# Work required
Answer these from the breast lesion imaging passage:
(a) What is the predictive coincidence rate of the regression model?
(b) About what share of BI-RADS 4 breast NMLs with microcalcification turn out to be malignant?
(c) Among the 64 patients whose NMLs showed hyperplasia, how many cases were hyperplasia with calcification?

Taking benign and malignant tumors as the dependent variable Y (malignant or precursor (Y = 1), benign (Y = 0)), possible influencing factors are considered the independent variable Xi: internal echo, punctate hyperecho, peripheral CDFI (HHUS), internal CDFI (HHUS), catheter change, peripheral change, structural distortion (MG), asymmetry (MG), calcification (MG), coronal plane feature (ABUS). The results were analyzed by unconditional stepwise logistic regression. As showed in Table 4, the predictive coincidence rate of the regression model is 81.3%. The influencing factors, relative risk, and 95% confidence intervals (CIs) for breast malignancy or precursor lesions were CDFI (internal) for HHUS (odds ratio (OR) = 2.51, 95% CI 1.68–3.75), calcification for MG (OR 2.21, 95% CI 1.34–3.65), and coronal plan feature for ABUS (OR 3.90, 95% CI 2.23–6.82). These factors positively correlate with breast malignancy or precursor lesions and may be associated risk factors.

Table 4 Unconditional stepwise logistic regression analysis on influencing factors of breast cancer


Approximately 20%–25% of BI-RADS 4 breast NMLs with microcalcification are subsequently found to be malignant [24]. Although MG has been shown to reduce the incidence of breast cancer, its effectiveness on biopsy rate is still debated [25]. However, there is lack of an established classification system for breast NMLs detected by imaging. As far as we know, this study is the largest cases of image analysis on NMLs. In this study, we found that ABUS has the highest sensitivity, specificity, PPV, NPV, and accuracy in diagnosis and evaluating the risk of NML. MG was superior to HHUS in diagnosis and evaluating the risk of the NML in specificity. Compared to each other, HHUS and MG have their own advantages. Internal blood flow, calcification, and coronal plane feature is independent risk factors in identifying benign and malignant lesions.

NML was described in different categories in previous study [14]. However, these categories are subjective and there are differences between observers. The lexicon of ACR BI-RADS was used in evaluating the NMLs in this study. Conventional ultrasonography characteristics such as size, internal echo, hyperechoic spot, peripheral blood flow, internal blood flow, catheter changes, peripheral changes, as well as the coronal plane of ABUS are significant factors in the evaluation of breast NMLs and provide a theoretical basis for accurate ultrasonographic differentiation of benign and malignant lesions. MG is important in screening and diagnosing breast cancer. Its main aim is to identify densities, microcalcifications, and asymmetry [26]. Ultrasonography can assist in further characterization. Breast densities may be solid or cystic with smooth or irregular margins [27]. Microcalcifications may be focal or diffuse, and calcifications may be coarse or fine. Multifocal, fine calcifications are more likely to be malignant, whereas uniform, large, coarse calcifications are usually benign. Furthermore, they may be stable or increase over time [28], which is characteristic of NMLs. Proliferative NMLs with calcification are often classified as more dangerous and require biopsy. In this study, NMLs in 64 patients exhibited hyperplasia, including 43 cases of hyperplasia with calcification and 3 of hyperplasia with apocrine metaplasia and calcification. Among these, 23 were classified as high-risk NML.

Records in a dataset:
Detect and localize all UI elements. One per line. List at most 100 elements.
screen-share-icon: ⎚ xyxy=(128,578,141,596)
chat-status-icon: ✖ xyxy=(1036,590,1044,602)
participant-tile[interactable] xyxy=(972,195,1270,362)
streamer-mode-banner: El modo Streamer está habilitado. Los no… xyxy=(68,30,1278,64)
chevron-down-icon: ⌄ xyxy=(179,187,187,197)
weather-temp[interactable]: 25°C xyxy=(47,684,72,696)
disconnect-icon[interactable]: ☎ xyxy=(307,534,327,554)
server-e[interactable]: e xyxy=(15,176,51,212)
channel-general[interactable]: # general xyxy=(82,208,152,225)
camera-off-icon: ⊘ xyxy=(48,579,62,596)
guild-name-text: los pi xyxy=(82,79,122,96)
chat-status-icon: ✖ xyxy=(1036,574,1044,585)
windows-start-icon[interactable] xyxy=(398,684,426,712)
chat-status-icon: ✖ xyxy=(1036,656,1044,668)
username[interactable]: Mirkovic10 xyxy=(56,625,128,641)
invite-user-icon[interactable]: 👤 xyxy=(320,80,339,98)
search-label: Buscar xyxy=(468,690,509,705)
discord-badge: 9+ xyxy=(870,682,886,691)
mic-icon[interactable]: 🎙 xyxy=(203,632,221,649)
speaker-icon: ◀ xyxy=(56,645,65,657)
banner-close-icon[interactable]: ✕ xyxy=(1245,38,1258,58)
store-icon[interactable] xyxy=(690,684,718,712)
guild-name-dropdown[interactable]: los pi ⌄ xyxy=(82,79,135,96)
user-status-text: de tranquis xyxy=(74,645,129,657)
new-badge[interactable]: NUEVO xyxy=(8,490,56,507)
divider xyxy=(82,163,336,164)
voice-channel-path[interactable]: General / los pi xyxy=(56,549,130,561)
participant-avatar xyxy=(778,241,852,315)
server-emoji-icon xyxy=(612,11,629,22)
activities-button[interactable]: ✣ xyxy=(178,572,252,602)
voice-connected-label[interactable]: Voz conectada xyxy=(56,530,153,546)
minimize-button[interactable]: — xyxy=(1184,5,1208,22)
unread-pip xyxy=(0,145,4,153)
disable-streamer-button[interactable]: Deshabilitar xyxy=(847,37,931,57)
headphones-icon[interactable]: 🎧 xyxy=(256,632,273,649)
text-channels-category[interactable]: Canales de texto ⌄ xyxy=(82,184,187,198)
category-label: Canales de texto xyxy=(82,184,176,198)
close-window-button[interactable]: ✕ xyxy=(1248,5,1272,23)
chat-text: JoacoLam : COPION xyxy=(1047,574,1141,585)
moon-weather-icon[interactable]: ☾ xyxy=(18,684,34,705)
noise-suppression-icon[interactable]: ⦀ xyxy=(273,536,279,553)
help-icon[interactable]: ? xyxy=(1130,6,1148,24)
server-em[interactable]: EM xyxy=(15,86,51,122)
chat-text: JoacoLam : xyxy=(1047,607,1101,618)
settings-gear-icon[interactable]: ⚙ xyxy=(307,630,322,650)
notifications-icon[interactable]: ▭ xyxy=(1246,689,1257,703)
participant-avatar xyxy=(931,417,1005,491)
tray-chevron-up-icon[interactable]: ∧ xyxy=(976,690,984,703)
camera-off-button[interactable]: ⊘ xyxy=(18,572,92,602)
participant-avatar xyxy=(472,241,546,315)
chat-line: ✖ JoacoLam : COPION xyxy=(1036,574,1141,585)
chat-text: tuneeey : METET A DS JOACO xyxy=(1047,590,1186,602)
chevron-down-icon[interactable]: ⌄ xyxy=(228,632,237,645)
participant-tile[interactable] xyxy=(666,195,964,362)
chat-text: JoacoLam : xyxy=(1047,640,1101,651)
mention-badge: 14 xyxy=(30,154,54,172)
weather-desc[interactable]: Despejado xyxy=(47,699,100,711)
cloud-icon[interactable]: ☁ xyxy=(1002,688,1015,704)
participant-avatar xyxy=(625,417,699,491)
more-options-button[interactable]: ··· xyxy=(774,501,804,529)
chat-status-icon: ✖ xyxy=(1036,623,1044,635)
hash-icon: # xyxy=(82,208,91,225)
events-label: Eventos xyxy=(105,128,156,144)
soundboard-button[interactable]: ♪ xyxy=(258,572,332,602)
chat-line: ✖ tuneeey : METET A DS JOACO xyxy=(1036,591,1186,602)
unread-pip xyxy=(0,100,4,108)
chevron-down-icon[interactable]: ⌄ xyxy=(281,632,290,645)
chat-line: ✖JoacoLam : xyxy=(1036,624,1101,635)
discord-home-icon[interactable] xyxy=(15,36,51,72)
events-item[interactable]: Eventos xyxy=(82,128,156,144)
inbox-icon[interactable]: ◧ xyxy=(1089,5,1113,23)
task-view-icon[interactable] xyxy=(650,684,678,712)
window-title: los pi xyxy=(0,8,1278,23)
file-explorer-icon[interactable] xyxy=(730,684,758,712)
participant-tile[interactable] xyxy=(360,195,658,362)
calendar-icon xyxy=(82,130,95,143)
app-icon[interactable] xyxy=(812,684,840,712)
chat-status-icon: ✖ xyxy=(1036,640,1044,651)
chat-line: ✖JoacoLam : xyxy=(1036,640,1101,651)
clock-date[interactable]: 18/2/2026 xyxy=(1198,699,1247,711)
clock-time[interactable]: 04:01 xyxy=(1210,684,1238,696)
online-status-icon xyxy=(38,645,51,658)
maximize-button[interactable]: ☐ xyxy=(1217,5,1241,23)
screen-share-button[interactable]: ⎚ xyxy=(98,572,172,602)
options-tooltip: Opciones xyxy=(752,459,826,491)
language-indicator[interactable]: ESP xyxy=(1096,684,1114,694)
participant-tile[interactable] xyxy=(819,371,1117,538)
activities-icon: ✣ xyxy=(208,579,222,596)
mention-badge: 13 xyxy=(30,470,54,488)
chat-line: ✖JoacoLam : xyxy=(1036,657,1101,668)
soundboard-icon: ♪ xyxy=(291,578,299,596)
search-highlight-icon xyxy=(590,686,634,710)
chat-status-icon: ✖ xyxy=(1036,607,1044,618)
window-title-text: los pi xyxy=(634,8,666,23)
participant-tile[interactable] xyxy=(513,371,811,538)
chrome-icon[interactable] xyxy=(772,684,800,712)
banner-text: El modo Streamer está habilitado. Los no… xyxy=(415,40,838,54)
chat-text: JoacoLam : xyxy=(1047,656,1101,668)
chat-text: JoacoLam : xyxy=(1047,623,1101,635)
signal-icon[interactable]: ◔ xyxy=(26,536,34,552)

# Result
(a) 81.3%
(b) Approximately 20%–25%
(c) 43